*WORK INSTRUCTION:* Run through the records and, wherever a line holds the word "title", return that line.

--

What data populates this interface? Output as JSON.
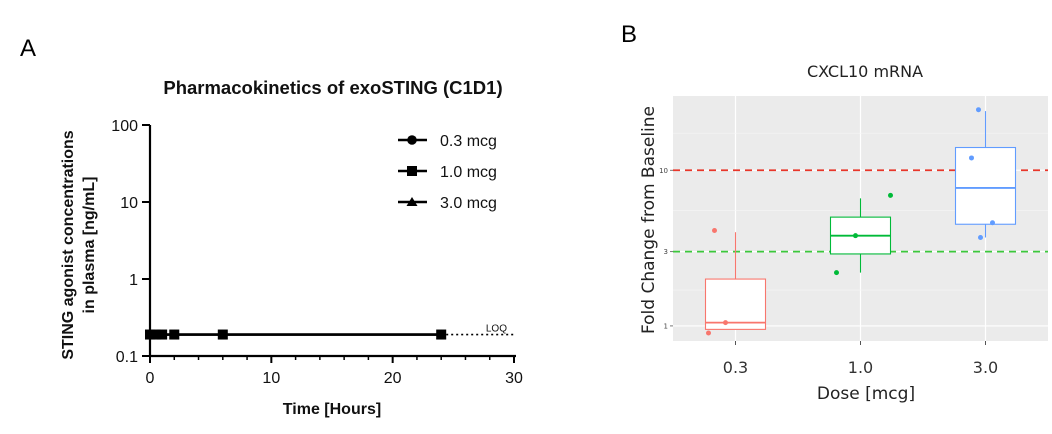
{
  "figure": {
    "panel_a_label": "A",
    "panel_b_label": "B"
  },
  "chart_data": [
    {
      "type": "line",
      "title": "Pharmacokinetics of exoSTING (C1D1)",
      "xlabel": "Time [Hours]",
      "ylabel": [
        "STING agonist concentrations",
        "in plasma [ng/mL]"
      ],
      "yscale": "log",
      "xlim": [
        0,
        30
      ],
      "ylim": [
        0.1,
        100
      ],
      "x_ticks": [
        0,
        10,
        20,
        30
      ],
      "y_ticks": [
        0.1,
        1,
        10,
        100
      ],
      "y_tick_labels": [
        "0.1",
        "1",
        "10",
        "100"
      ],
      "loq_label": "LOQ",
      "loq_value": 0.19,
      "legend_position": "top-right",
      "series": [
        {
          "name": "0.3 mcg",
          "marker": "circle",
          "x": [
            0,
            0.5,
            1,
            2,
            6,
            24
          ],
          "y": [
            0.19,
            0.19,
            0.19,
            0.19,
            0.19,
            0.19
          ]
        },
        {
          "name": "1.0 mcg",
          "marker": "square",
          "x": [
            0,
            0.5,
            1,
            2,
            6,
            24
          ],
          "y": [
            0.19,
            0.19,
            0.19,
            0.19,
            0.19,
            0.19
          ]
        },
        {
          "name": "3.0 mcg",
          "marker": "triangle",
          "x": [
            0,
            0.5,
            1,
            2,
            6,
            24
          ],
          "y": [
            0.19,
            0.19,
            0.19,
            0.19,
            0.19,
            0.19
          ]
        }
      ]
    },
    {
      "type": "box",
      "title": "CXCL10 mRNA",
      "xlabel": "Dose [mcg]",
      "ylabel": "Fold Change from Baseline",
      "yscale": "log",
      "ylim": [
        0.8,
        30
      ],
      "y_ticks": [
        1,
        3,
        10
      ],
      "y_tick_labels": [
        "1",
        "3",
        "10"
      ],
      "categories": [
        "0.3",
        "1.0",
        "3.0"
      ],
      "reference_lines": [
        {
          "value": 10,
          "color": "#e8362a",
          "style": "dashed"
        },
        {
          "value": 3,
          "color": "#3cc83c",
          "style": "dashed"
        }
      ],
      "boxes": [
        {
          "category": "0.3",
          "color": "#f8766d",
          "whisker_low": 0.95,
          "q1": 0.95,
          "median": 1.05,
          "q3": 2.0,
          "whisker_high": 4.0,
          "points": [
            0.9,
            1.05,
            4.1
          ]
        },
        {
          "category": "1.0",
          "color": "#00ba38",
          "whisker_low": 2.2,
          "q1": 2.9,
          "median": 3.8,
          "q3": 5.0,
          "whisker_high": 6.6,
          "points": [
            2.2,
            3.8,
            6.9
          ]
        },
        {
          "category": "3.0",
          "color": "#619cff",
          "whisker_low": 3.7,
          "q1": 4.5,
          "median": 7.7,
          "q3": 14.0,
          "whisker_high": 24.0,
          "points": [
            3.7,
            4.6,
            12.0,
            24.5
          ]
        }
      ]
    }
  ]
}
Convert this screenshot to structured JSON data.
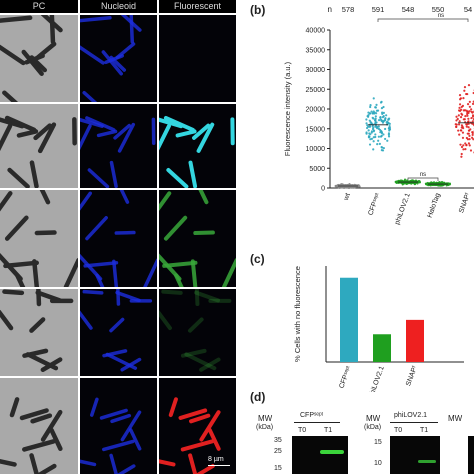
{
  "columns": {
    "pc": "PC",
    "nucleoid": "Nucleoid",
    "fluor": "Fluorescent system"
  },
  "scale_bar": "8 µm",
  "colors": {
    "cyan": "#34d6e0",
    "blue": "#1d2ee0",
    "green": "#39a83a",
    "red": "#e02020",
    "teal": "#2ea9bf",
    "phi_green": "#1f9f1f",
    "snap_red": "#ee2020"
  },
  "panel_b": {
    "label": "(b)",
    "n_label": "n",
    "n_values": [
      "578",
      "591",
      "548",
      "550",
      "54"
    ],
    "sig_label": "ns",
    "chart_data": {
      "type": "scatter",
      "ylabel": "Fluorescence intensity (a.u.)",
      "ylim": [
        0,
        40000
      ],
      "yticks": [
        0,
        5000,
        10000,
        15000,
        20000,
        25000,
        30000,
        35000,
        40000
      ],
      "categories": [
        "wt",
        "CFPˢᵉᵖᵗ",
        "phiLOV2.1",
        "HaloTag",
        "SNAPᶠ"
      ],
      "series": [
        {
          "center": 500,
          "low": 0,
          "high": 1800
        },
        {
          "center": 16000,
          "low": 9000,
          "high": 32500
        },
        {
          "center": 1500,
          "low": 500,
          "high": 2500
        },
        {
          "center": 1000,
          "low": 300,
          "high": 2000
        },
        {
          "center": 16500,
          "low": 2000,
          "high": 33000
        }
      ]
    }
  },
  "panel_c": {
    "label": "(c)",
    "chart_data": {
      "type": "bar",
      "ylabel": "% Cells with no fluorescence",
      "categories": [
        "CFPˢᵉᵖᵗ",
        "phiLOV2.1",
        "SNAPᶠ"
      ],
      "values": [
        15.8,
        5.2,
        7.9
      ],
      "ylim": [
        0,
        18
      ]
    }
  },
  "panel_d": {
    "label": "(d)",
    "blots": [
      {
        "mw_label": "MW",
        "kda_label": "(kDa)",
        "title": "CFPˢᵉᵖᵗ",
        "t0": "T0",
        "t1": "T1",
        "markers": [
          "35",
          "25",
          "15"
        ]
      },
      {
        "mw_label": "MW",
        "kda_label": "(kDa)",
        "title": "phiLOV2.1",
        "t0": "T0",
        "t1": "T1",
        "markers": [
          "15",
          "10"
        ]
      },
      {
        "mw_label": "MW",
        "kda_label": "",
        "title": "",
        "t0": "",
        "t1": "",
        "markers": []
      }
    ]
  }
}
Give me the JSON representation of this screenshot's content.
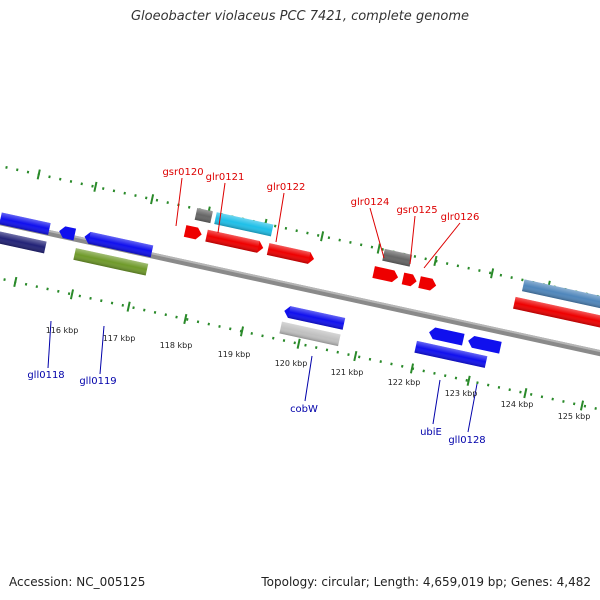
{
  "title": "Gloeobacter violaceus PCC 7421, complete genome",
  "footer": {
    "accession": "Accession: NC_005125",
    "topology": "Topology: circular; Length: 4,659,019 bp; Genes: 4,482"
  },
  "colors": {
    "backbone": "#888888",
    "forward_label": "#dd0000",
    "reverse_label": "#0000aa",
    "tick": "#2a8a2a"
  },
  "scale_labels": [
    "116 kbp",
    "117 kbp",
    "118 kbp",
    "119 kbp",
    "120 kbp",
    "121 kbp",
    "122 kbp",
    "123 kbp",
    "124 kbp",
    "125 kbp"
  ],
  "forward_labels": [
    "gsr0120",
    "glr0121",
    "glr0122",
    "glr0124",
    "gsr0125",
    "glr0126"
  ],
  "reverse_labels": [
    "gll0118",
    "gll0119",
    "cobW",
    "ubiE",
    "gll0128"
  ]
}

--

*RESULT OF THIS EXERCISE:*
      "title": "Pharmacokinetics of exoSTING (C1D1)",
      "title": "CXCL10 mRNA",
        "title": "CFPˢᵉᵖᵗ",
        "title": "phiLOV2.1",
        "title": "",
  "title": "Gloeobacter violaceus PCC 7421, complete genome",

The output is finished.